§ Supplied material
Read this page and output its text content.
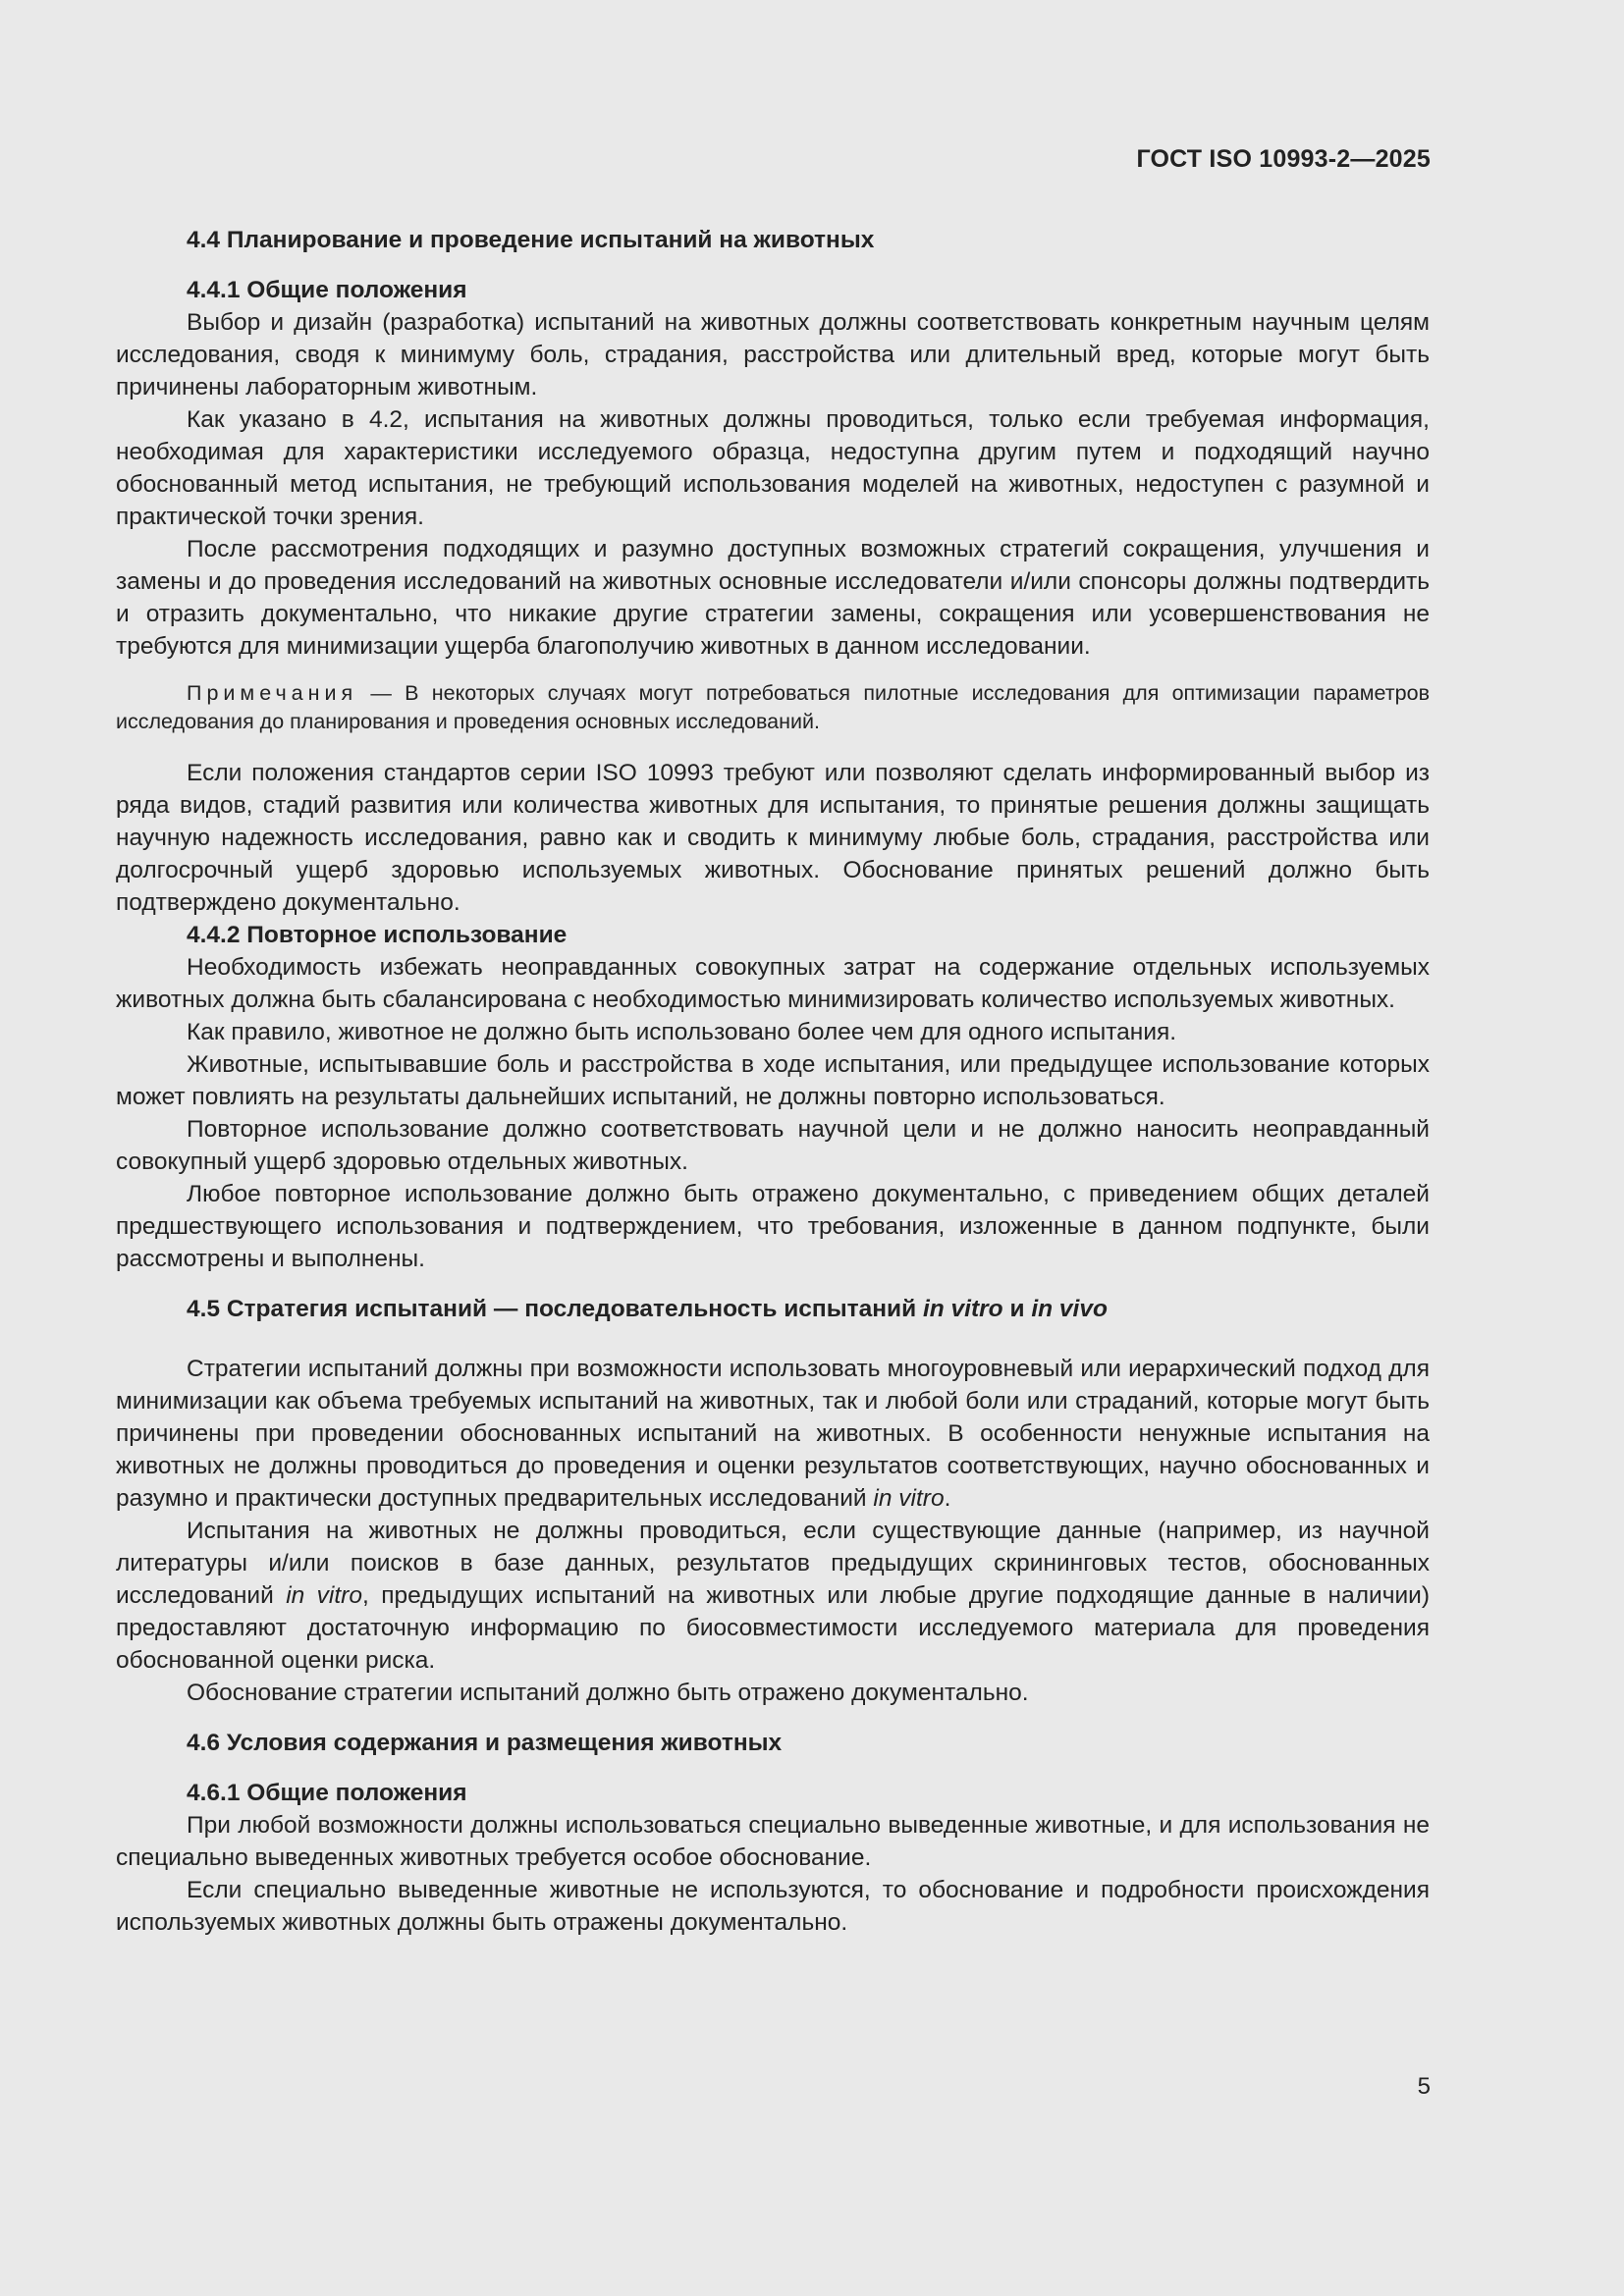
ГОСТ ISO 10993-2—2025

4.4 Планирование и проведение испытаний на животных

4.4.1 Общие положения

Выбор и дизайн (разработка) испытаний на животных должны соответствовать конкретным научным целям исследования, сводя к минимуму боль, страдания, расстройства или длительный вред, которые могут быть причинены лабораторным животным.

Как указано в 4.2, испытания на животных должны проводиться, только если требуемая информация, необходимая для характеристики исследуемого образца, недоступна другим путем и подходящий научно обоснованный метод испытания, не требующий использования моделей на животных, недоступен с разумной и практической точки зрения.

После рассмотрения подходящих и разумно доступных возможных стратегий сокращения, улучшения и замены и до проведения исследований на животных основные исследователи и/или спонсоры должны подтвердить и отразить документально, что никакие другие стратегии замены, сокращения или усовершенствования не требуются для минимизации ущерба благополучию животных в данном исследовании.

Примечания — В некоторых случаях могут потребоваться пилотные исследования для оптимизации параметров исследования до планирования и проведения основных исследований.

Если положения стандартов серии ISO 10993 требуют или позволяют сделать информированный выбор из ряда видов, стадий развития или количества животных для испытания, то принятые решения должны защищать научную надежность исследования, равно как и сводить к минимуму любые боль, страдания, расстройства или долгосрочный ущерб здоровью используемых животных. Обоснование принятых решений должно быть подтверждено документально.

4.4.2 Повторное использование

Необходимость избежать неоправданных совокупных затрат на содержание отдельных используемых животных должна быть сбалансирована с необходимостью минимизировать количество используемых животных.

Как правило, животное не должно быть использовано более чем для одного испытания.

Животные, испытывавшие боль и расстройства в ходе испытания, или предыдущее использование которых может повлиять на результаты дальнейших испытаний, не должны повторно использоваться.

Повторное использование должно соответствовать научной цели и не должно наносить неоправданный совокупный ущерб здоровью отдельных животных.

Любое повторное использование должно быть отражено документально, с приведением общих деталей предшествующего использования и подтверждением, что требования, изложенные в данном подпункте, были рассмотрены и выполнены.

4.5 Стратегия испытаний — последовательность испытаний in vitro и in vivo

Стратегии испытаний должны при возможности использовать многоуровневый или иерархический подход для минимизации как объема требуемых испытаний на животных, так и любой боли или страданий, которые могут быть причинены при проведении обоснованных испытаний на животных. В особенности ненужные испытания на животных не должны проводиться до проведения и оценки результатов соответствующих, научно обоснованных и разумно и практически доступных предварительных исследований in vitro.

Испытания на животных не должны проводиться, если существующие данные (например, из научной литературы и/или поисков в базе данных, результатов предыдущих скрининговых тестов, обоснованных исследований in vitro, предыдущих испытаний на животных или любые другие подходящие данные в наличии) предоставляют достаточную информацию по биосовместимости исследуемого материала для проведения обоснованной оценки риска.

Обоснование стратегии испытаний должно быть отражено документально.

4.6 Условия содержания и размещения животных

4.6.1 Общие положения

При любой возможности должны использоваться специально выведенные животные, и для использования не специально выведенных животных требуется особое обоснование.

Если специально выведенные животные не используются, то обоснование и подробности происхождения используемых животных должны быть отражены документально.

5
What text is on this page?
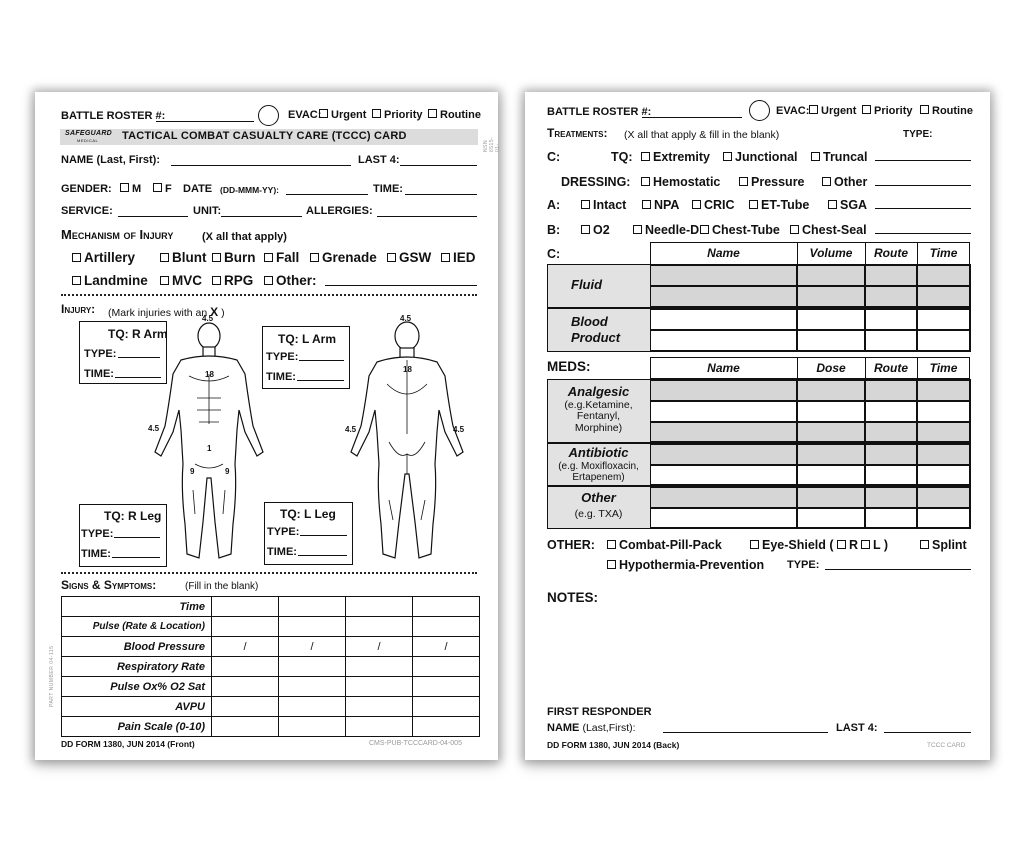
BATTLE ROSTER #:	EVAC: Urgent	Priority	Routine
SAFEGUARD
MEDICAL TACTICAL COMBAT CASUALTY CARE (TCCC) CARD
NAME (Last, First):	LAST 4:
GENDER:	M	F DATE (DD-MMM-YY):	TIME:
SERVICE:	UNIT:	ALLERGIES:
Mechanism of Injury	(X all that apply)
Artillery	Blunt	Burn	Fall	Grenade	GSW	IED
Landmine	MVC	RPG	Other:
Injury: (Mark injuries with an X )
4.5
18
4.5
1
9	9
4.5
18
4.5	4.5
TQ: R Arm
TYPE:
TIME:
TQ: L Arm
TYPE:
TIME:
TQ: R Leg
TYPE:
TIME:
TQ: L Leg
TYPE:
TIME:
Signs & Symptoms:	(Fill in the blank)
Time				
Pulse (Rate & Location)				
Blood Pressure	/	/	/	/
Respiratory Rate				
Pulse Ox% O2 Sat				
AVPU				
Pain Scale (0-10)				
DD FORM 1380, JUN 2014 (Front)	CMS-PUB-TCCCARD-04-005
PART NUMBER 04-115
NSN 6515-01-...
BATTLE ROSTER #:	EVAC:	Urgent	Priority	Routine
Treatments: (X all that apply & fill in the blank)	TYPE:
C:	TQ:	Extremity	Junctional	Truncal
DRESSING:	Hemostatic	Pressure	Other
A:	Intact	NPA	CRIC	ET-Tube	SGA
B:	O2	Needle-D	Chest-Tube	Chest-Seal
C:	Name	Volume	Route	Time
Fluid
Blood
Product
MEDS:	Name	Dose	Route	Time
Analgesic
(e.g.Ketamine,
Fentanyl,
Morphine)
Antibiotic
(e.g. Moxifloxacin,
Ertapenem)
Other
(e.g. TXA)
OTHER:	Combat-Pill-Pack	Eye-Shield (	R	L )	Splint
Hypothermia-Prevention TYPE:
NOTES:
FIRST RESPONDER
NAME (Last,First):	LAST 4:
DD FORM 1380, JUN 2014 (Back)	TCCC CARD
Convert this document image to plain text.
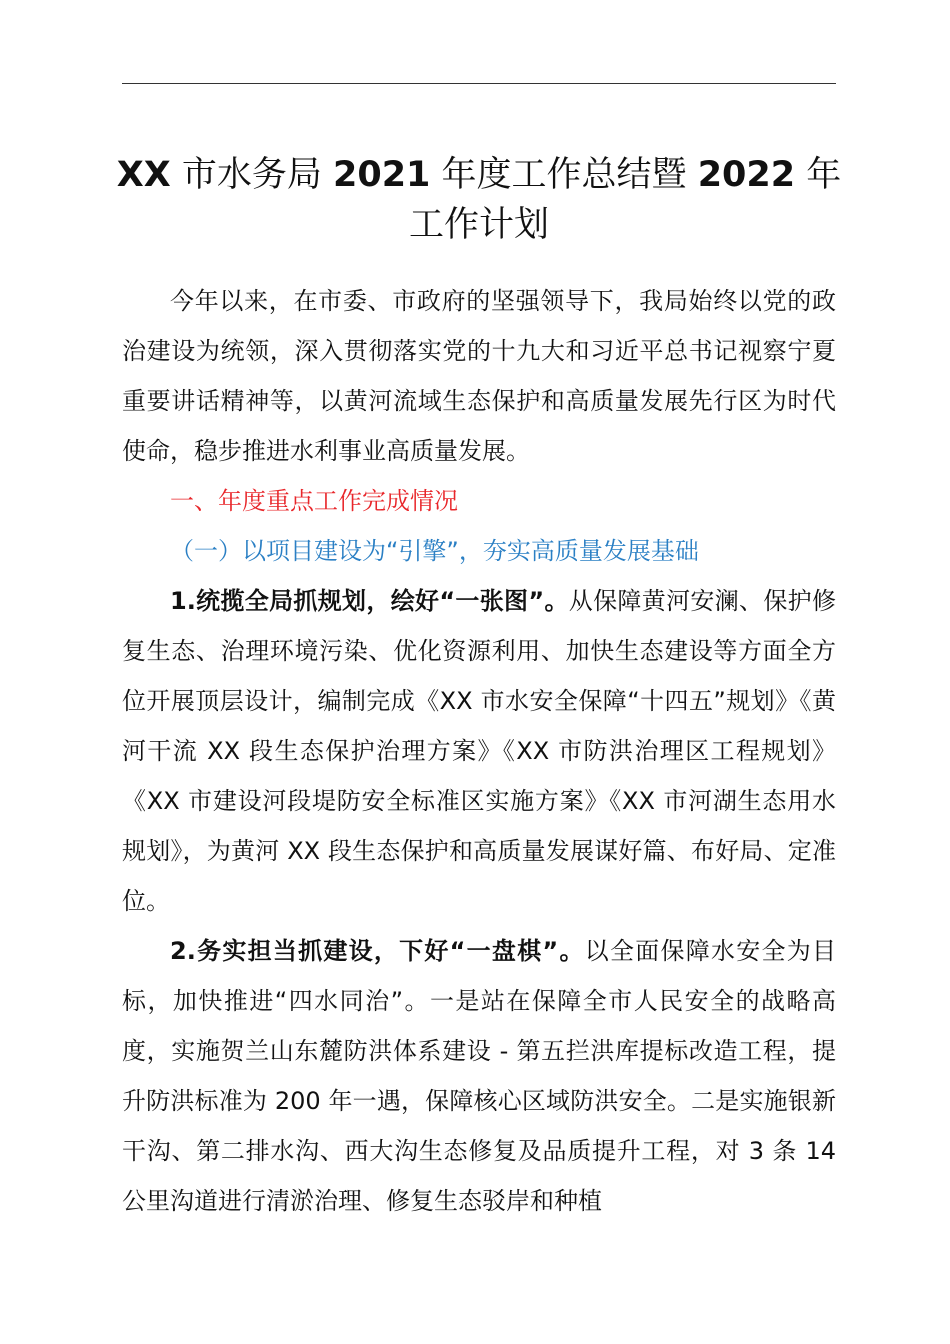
XX 市水务局 2021 年度工作总结暨 2022 年
工作计划

今年以来，在市委、市政府的坚强领导下，我局始终以党的政治建设为统领，深入贯彻落实党的十九大和习近平总书记视察宁夏重要讲话精神等，以黄河流域生态保护和高质量发展先行区为时代使命，稳步推进水利事业高质量发展。

一、年度重点工作完成情况

（一）以项目建设为“引擎”，夯实高质量发展基础

1.统揽全局抓规划，绘好“一张图”。从保障黄河安澜、保护修复生态、治理环境污染、优化资源利用、加快生态建设等方面全方位开展顶层设计，编制完成《XX 市水安全保障“十四五”规划》《黄河干流 XX 段生态保护治理方案》《XX 市防洪治理区工程规划》《XX 市建设河段堤防安全标准区实施方案》《XX 市河湖生态用水规划》，为黄河 XX 段生态保护和高质量发展谋好篇、布好局、定准位。

2.务实担当抓建设，下好“一盘棋”。以全面保障水安全为目标，加快推进“四水同治”。一是站在保障全市人民安全的战略高度，实施贺兰山东麓防洪体系建设 - 第五拦洪库提标改造工程，提升防洪标准为 200 年一遇，保障核心区域防洪安全。二是实施银新干沟、第二排水沟、西大沟生态修复及品质提升工程，对 3 条 14 公里沟道进行清淤治理、修复生态驳岸和种植
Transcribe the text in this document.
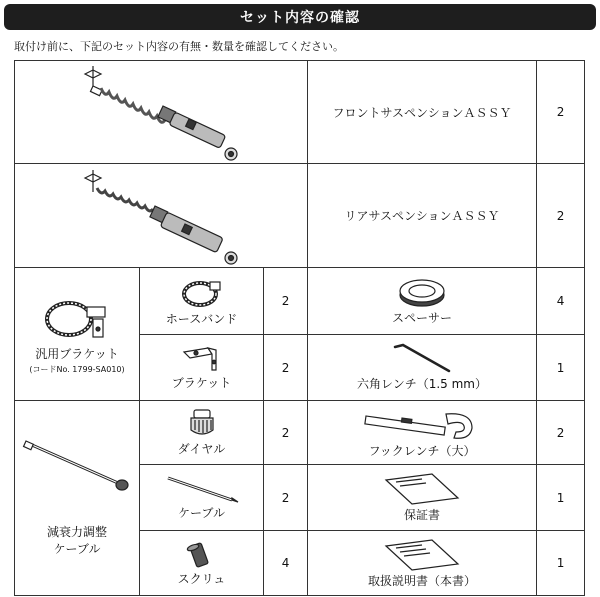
セット内容の確認
取付け前に、下記のセット内容の有無・数量を確認してください。

フロントサスペンションＡＳＳＹ	2

リアサスペンションＡＳＳＹ	2

汎用ブラケット
(コードNo. 1799-SA010)	ホースバンド	2	スペーサー	4

	ブラケット	2	六角レンチ（1.5 mm）	1

減衰力調整
ケーブル	ダイヤル	2	フックレンチ（大）	2

	ケーブル	2	保証書	1

	スクリュ	4	取扱説明書（本書）	1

§ Stated goal
Quote exactly, and only, the lines from the one containing "Transcribe the text in this document." through the last line of the records above, both included; leave out any pictures.

§ Right answer
Transcribe the text in this document.
セット内容の確認
取付け前に、下記のセット内容の有無・数量を確認してください。

フロントサスペンションＡＳＳＹ	2

リアサスペンションＡＳＳＹ	2

汎用ブラケット
(コードNo. 1799-SA010)	ホースバンド	2	スペーサー	4

	ブラケット	2	六角レンチ（1.5 mm）	1

減衰力調整
ケーブル	ダイヤル	2	フックレンチ（大）	2

	ケーブル	2	保証書	1

	スクリュ	4	取扱説明書（本書）	1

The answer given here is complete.